--- Listing ---
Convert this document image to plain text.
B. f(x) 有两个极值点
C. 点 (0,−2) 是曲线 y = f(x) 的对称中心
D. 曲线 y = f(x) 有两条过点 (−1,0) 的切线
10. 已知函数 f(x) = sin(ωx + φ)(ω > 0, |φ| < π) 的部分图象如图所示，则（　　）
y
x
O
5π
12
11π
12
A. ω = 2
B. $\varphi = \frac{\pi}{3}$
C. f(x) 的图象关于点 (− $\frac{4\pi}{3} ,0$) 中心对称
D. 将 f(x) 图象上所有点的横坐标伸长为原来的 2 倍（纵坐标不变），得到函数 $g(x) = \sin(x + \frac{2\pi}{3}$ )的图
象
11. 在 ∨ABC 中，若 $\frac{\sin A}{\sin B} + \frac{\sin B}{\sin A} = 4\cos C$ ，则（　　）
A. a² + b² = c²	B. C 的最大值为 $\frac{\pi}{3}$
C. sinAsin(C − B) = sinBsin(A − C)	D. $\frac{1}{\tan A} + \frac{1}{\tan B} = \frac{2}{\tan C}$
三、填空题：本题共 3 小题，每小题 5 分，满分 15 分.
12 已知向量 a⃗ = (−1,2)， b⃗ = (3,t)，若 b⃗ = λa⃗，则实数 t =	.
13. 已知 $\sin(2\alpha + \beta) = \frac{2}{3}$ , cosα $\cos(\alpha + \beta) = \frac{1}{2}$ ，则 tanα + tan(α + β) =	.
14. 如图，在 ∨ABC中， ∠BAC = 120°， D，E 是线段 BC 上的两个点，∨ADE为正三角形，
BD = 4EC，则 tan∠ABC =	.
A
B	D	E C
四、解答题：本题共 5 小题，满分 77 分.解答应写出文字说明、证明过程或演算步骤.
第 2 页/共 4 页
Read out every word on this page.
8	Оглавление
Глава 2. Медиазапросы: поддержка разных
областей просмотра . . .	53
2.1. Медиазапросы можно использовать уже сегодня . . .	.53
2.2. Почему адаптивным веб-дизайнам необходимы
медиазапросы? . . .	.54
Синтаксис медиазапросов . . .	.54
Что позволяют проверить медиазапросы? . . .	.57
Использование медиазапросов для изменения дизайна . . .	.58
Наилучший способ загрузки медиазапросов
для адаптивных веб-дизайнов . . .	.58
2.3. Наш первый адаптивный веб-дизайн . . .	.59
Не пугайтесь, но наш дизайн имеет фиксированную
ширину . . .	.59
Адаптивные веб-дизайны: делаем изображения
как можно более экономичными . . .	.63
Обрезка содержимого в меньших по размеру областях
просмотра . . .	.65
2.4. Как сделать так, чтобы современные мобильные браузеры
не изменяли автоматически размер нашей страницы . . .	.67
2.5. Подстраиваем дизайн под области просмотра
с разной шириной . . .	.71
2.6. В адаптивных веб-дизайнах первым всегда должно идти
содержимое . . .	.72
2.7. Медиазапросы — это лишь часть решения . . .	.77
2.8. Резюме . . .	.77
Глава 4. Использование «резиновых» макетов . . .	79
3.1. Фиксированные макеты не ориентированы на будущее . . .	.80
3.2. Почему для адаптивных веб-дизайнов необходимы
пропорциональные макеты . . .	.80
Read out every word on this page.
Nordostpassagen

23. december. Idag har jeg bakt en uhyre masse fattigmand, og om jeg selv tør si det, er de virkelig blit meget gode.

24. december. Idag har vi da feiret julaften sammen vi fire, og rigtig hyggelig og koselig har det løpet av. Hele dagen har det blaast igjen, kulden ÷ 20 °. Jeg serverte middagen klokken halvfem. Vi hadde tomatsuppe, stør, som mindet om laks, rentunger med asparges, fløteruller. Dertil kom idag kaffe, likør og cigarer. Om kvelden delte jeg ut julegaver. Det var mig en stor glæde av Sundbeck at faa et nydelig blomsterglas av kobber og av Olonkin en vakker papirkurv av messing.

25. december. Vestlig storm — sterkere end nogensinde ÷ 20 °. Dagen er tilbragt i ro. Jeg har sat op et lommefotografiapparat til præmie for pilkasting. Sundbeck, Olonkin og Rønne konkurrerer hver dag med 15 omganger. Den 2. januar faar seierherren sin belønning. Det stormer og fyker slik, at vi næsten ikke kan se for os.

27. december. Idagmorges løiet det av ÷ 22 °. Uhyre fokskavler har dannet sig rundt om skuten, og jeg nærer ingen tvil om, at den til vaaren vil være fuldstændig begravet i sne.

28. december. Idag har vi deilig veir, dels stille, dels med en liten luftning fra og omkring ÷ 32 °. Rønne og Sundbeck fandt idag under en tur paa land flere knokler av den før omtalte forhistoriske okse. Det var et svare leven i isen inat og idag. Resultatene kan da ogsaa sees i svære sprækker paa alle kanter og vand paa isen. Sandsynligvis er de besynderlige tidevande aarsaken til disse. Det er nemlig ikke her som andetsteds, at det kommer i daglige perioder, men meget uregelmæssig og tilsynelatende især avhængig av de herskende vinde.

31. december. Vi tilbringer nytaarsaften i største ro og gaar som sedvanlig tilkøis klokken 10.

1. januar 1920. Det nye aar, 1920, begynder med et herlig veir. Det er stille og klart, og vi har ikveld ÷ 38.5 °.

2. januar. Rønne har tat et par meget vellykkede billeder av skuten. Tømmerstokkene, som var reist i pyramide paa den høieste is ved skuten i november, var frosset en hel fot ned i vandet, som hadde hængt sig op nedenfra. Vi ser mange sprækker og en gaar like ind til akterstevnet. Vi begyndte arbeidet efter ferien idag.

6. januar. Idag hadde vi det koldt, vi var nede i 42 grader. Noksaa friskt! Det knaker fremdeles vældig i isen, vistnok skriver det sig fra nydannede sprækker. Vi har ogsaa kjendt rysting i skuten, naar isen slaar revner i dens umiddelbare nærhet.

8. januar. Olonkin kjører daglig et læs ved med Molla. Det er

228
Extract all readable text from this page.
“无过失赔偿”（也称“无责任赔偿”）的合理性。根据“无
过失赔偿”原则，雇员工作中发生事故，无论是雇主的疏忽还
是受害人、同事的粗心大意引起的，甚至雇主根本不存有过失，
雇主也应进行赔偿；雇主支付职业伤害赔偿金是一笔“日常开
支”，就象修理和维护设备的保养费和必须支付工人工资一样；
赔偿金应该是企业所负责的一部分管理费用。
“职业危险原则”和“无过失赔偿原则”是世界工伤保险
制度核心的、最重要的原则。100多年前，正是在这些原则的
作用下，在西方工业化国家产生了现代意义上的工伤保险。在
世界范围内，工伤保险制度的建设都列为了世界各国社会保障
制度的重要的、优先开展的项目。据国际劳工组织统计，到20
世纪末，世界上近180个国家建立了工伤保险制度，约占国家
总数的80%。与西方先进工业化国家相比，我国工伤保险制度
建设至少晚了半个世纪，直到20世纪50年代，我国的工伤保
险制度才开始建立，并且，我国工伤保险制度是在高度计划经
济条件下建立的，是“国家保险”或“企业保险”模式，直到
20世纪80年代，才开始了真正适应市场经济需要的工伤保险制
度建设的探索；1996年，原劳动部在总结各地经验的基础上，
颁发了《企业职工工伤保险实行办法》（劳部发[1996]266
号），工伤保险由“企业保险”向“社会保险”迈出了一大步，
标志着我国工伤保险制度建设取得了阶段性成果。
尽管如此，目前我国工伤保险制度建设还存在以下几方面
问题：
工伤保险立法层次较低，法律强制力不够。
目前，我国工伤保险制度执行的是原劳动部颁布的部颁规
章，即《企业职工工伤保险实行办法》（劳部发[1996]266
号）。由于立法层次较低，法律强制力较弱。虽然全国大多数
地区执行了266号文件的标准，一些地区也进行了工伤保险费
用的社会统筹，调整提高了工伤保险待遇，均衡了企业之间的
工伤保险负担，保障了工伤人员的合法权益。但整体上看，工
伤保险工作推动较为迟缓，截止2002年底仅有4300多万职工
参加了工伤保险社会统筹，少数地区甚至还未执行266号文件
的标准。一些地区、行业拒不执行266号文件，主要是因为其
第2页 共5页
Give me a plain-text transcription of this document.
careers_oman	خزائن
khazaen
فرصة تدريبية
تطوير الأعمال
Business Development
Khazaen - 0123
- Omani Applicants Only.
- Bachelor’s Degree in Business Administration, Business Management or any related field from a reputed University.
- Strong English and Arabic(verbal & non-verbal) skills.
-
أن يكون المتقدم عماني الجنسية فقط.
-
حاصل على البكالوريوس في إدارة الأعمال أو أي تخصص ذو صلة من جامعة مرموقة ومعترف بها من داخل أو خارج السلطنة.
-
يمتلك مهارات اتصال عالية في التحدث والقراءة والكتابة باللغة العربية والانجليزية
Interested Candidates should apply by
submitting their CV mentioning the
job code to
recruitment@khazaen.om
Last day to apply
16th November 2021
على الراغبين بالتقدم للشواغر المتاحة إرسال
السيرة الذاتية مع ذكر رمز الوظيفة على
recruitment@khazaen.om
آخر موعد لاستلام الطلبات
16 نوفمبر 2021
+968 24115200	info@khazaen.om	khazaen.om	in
---
◆ What you will do: Within the listing above, find every line containing the string "Sundbeck" and return it.

◆ The output:
24. december. Idag har vi da feiret julaften sammen vi fire, og rigtig hyggelig og koselig har det løpet av. Hele dagen har det blaast igjen, kulden ÷ 20 °. Jeg serverte middagen klokken halvfem. Vi hadde tomatsuppe, stør, som mindet om laks, rentunger med asparges, fløteruller. Dertil kom idag kaffe, likør og cigarer. Om kvelden delte jeg ut julegaver. Det var mig en stor glæde av Sundbeck at faa et nydelig blomsterglas av kobber og av Olonkin en vakker papirkurv av messing.
25. december. Vestlig storm — sterkere end nogensinde ÷ 20 °. Dagen er tilbragt i ro. Jeg har sat op et lommefotografiapparat til præmie for pilkasting. Sundbeck, Olonkin og Rønne konkurrerer hver dag med 15 omganger. Den 2. januar faar seierherren sin belønning. Det stormer og fyker slik, at vi næsten ikke kan se for os.
28. december. Idag har vi deilig veir, dels stille, dels med en liten luftning fra og omkring ÷ 32 °. Rønne og Sundbeck fandt idag under en tur paa land flere knokler av den før omtalte forhistoriske okse. Det var et svare leven i isen inat og idag. Resultatene kan da ogsaa sees i svære sprækker paa alle kanter og vand paa isen. Sandsynligvis er de besynderlige tidevande aarsaken til disse. Det er nemlig ikke her som andetsteds, at det kommer i daglige perioder, men meget uregelmæssig og tilsynelatende især avhængig av de herskende vinde.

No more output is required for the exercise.